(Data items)

[start]

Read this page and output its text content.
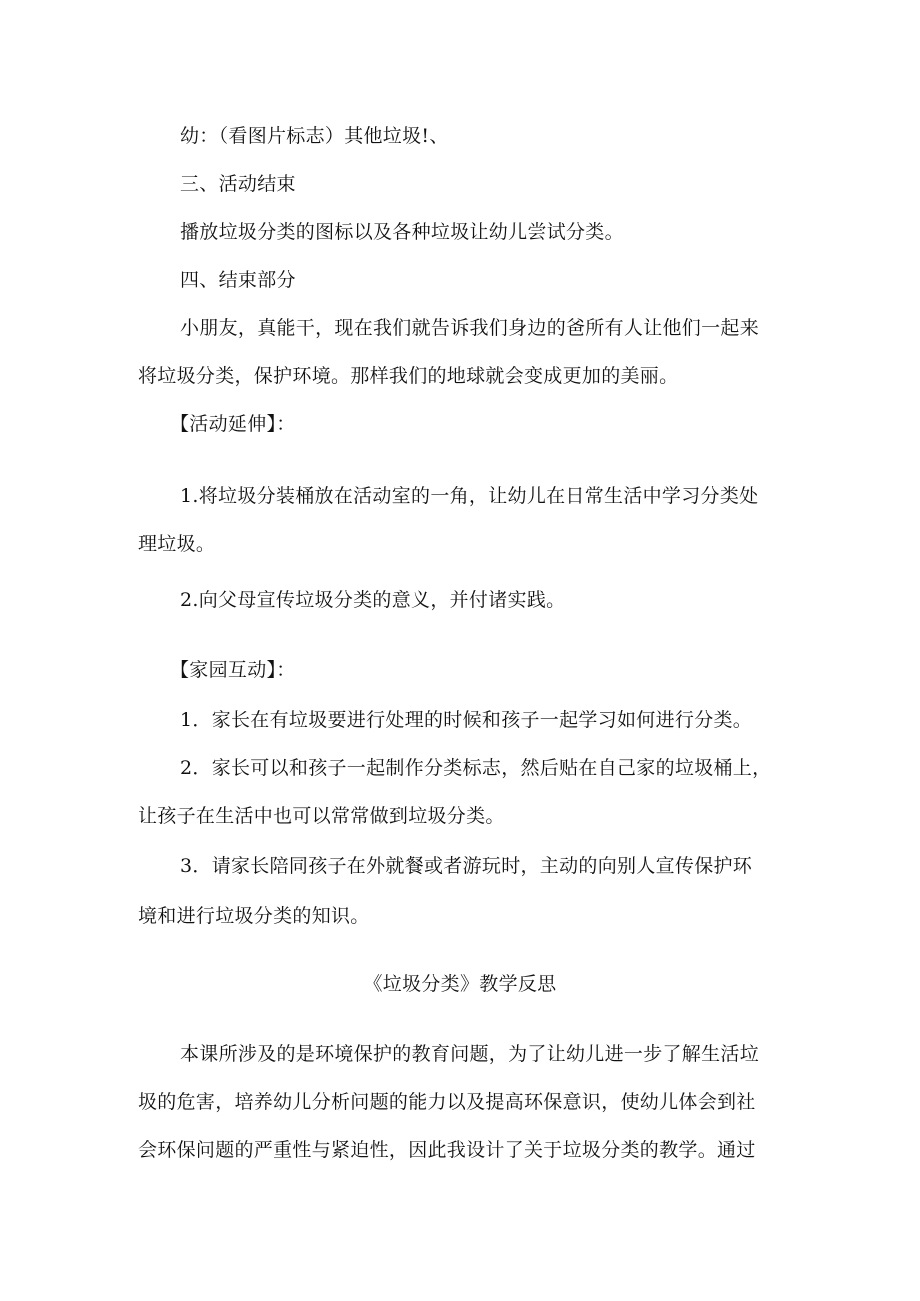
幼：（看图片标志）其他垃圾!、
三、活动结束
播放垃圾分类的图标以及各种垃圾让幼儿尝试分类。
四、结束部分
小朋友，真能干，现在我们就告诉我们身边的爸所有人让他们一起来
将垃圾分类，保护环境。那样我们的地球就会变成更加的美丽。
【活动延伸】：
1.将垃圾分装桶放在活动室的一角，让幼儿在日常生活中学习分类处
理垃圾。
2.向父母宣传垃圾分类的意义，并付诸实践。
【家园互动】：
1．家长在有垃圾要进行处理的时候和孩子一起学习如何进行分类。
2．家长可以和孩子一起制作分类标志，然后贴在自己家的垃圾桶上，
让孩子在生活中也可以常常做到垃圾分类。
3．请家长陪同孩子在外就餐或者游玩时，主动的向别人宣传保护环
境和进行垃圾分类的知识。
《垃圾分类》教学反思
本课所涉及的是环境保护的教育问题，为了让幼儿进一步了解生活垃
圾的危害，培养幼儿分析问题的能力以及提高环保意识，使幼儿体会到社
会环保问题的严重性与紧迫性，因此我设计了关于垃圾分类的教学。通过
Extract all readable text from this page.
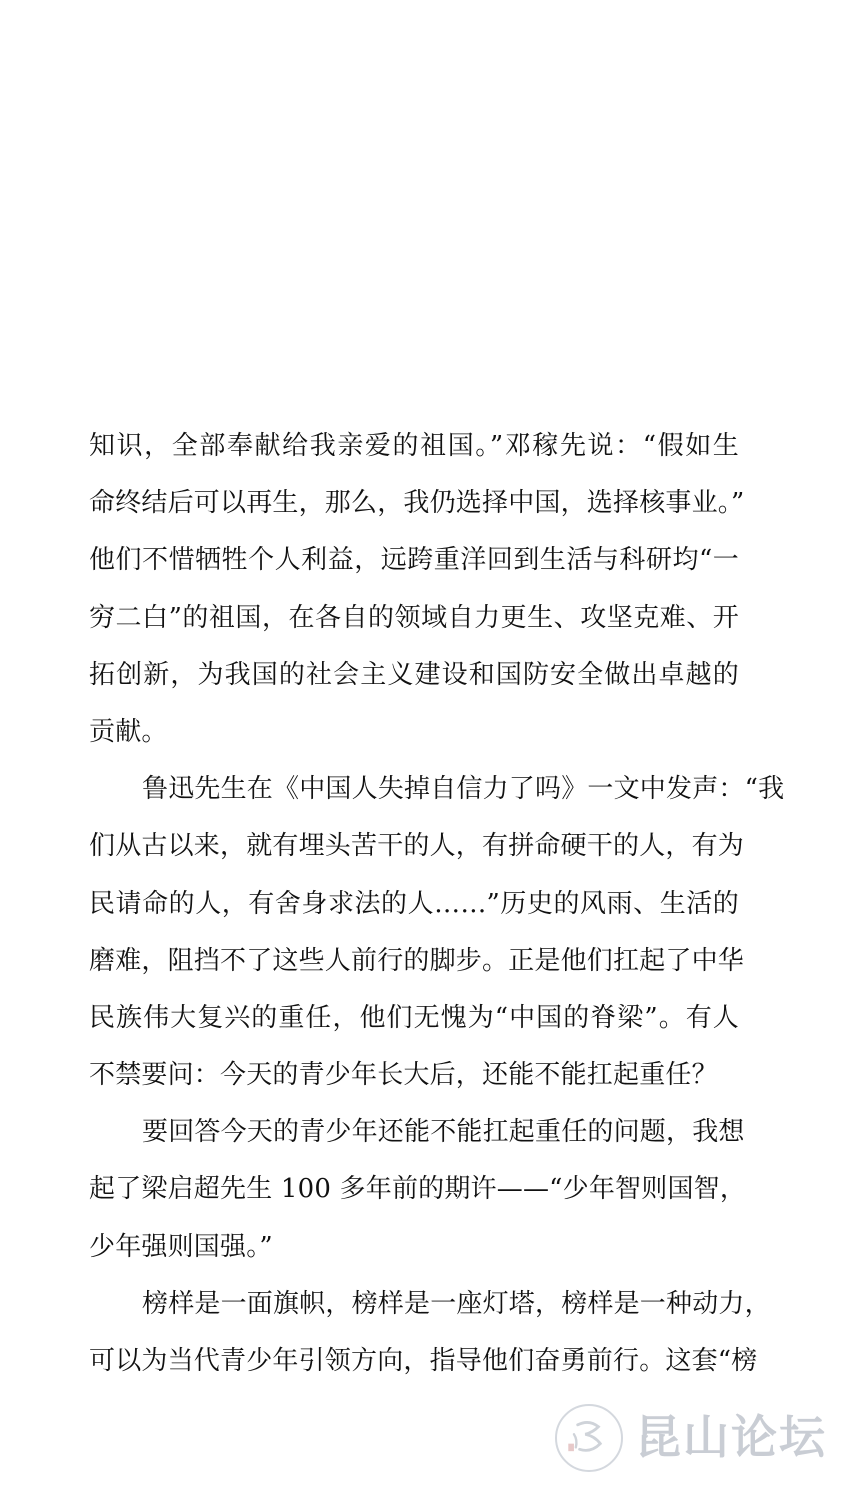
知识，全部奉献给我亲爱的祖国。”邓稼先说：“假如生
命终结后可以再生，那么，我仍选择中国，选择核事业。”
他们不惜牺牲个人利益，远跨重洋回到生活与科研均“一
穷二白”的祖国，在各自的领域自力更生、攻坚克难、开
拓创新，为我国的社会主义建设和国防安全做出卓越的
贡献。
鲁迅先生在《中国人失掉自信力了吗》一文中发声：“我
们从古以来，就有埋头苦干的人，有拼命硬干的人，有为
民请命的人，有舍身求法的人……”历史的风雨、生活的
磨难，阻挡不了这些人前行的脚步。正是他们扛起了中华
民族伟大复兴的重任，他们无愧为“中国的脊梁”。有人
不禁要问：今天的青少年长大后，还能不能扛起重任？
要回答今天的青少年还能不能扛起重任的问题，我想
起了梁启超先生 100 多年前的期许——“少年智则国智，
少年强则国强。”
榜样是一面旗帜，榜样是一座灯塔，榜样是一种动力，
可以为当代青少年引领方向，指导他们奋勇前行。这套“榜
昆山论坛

[end]

What is required: Filter the data, keeping only the lines that contain "text".

Response to this task:
Read this page and output its text content.
Extract all readable text from this page.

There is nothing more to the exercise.